Records from a data collection
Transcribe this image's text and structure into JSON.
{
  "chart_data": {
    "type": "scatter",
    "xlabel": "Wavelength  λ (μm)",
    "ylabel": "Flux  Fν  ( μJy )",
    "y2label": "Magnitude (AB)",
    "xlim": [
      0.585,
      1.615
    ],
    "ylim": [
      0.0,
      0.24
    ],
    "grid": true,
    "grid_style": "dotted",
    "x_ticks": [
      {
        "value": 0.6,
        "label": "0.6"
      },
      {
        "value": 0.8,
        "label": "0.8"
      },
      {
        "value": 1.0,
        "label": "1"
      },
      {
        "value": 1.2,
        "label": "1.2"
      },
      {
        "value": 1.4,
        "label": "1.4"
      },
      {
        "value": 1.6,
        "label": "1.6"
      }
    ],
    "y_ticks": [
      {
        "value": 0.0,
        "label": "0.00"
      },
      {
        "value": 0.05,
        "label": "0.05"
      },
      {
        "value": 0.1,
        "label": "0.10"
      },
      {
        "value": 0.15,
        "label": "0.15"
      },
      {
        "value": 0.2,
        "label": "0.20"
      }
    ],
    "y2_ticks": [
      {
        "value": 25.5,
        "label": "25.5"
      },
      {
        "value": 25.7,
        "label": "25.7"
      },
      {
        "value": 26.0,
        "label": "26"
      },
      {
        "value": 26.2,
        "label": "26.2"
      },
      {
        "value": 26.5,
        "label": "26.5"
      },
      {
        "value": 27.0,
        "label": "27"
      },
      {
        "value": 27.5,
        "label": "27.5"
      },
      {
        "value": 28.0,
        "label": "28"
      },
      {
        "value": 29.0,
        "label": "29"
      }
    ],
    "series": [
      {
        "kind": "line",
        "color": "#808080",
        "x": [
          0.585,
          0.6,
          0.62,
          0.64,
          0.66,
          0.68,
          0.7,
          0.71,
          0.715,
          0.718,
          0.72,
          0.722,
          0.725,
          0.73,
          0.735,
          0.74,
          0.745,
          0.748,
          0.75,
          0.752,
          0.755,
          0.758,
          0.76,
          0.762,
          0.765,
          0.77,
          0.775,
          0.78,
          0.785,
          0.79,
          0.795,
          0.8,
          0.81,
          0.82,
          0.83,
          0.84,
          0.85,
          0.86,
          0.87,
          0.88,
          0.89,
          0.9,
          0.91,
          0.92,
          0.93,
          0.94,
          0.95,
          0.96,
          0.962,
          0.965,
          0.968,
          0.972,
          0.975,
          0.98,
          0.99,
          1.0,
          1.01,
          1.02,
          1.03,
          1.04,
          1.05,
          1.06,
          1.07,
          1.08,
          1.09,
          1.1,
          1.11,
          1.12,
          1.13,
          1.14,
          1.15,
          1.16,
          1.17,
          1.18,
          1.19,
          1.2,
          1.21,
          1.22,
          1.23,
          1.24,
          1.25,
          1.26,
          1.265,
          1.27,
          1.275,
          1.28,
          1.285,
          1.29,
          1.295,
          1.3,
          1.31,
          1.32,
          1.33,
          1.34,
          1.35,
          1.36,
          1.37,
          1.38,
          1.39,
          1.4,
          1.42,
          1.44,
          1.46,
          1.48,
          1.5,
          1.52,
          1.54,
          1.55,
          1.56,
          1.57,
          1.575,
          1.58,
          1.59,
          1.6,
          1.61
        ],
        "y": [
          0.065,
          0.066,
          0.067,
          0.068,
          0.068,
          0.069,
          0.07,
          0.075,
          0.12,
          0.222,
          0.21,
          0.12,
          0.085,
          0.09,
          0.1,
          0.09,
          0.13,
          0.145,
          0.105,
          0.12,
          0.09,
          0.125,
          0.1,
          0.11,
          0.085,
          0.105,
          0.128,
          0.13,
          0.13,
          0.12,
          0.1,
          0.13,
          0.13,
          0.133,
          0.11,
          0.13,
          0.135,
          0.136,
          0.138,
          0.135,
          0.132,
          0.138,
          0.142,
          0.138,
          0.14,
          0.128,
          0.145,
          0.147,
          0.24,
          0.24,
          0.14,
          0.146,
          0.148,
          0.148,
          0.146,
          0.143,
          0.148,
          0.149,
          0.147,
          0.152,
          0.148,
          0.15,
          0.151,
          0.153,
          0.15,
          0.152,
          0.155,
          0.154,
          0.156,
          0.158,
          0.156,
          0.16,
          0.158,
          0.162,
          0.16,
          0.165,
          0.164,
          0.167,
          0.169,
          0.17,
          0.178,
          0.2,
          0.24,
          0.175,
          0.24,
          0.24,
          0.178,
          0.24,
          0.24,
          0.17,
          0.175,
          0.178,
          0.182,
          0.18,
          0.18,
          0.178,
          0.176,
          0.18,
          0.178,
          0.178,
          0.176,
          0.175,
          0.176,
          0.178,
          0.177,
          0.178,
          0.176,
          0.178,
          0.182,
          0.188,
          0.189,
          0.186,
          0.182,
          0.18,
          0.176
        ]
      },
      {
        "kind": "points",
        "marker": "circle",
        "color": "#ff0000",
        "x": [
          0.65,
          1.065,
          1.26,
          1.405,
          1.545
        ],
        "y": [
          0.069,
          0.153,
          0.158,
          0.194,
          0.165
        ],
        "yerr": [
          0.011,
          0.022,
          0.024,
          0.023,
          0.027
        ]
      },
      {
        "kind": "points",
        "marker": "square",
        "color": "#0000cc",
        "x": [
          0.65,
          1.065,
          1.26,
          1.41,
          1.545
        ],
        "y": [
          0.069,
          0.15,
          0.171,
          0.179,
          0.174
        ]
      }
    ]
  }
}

- [What is needed]: Reproduce each line holding the word "color".

- [Finished answer]:
        "color": "#808080",
        "color": "#ff0000",
        "color": "#0000cc",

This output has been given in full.